» **Aim**: Please list every line in the entries below that contains the string "apprentissage".

» **Extracted data**:
··········
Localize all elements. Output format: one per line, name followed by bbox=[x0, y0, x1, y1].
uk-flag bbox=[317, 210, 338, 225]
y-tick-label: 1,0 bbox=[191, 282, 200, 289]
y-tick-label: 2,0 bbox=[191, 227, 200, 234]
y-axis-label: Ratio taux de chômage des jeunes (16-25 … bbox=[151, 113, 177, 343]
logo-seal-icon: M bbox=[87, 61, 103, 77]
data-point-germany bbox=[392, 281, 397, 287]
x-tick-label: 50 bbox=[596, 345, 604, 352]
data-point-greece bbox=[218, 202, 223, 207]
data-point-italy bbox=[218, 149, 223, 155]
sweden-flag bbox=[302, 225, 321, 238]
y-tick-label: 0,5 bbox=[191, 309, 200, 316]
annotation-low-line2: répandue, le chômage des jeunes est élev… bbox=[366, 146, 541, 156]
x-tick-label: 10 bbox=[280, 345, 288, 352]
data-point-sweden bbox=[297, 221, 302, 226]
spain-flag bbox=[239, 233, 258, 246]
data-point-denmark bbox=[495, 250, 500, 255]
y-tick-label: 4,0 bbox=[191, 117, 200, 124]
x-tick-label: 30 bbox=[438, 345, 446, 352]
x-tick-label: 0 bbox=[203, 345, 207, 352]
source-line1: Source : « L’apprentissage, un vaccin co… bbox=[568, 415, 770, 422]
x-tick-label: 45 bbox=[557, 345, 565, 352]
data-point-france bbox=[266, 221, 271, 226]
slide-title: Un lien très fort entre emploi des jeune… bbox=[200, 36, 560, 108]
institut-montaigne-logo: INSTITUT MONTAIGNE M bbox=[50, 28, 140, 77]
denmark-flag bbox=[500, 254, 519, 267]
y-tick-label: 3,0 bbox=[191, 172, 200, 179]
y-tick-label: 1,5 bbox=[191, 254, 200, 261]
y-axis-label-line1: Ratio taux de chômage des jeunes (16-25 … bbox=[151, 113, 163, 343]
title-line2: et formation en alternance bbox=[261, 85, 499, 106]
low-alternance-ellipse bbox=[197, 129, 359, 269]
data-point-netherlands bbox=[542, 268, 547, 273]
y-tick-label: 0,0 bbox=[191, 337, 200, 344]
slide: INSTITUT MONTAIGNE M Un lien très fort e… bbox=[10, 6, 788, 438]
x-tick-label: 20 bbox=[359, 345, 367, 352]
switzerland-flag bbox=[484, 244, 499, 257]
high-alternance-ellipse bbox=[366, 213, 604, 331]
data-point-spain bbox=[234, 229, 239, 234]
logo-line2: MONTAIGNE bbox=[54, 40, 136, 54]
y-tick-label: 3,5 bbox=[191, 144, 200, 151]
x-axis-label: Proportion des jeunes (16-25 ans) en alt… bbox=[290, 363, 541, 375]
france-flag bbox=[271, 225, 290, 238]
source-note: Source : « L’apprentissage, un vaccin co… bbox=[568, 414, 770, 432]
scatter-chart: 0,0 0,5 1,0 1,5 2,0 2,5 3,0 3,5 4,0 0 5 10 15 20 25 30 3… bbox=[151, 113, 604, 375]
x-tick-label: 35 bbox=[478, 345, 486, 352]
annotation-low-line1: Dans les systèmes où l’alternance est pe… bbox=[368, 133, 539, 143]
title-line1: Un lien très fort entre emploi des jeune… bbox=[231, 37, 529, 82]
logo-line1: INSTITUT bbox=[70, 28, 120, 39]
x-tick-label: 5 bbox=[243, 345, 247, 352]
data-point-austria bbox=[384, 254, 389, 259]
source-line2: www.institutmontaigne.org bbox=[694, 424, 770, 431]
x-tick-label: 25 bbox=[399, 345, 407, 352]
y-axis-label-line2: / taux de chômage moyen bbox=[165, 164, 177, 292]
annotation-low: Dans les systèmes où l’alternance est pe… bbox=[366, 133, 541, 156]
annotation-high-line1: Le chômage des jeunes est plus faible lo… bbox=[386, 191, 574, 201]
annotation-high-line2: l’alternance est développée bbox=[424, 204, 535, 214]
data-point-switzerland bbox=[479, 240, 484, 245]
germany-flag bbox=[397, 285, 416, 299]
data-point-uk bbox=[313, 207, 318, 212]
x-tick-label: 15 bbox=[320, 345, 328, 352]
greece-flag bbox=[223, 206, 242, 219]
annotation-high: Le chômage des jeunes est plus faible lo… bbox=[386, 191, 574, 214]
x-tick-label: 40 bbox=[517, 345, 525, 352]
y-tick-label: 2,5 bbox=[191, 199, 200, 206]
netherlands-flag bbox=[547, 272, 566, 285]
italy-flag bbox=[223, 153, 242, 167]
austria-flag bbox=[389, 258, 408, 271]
··········
» **Completed exercise**:
source-line1: Source : « L’apprentissage, un vaccin co… bbox=[568, 415, 770, 422]
source-note: Source : « L’apprentissage, un vaccin co… bbox=[568, 414, 770, 432]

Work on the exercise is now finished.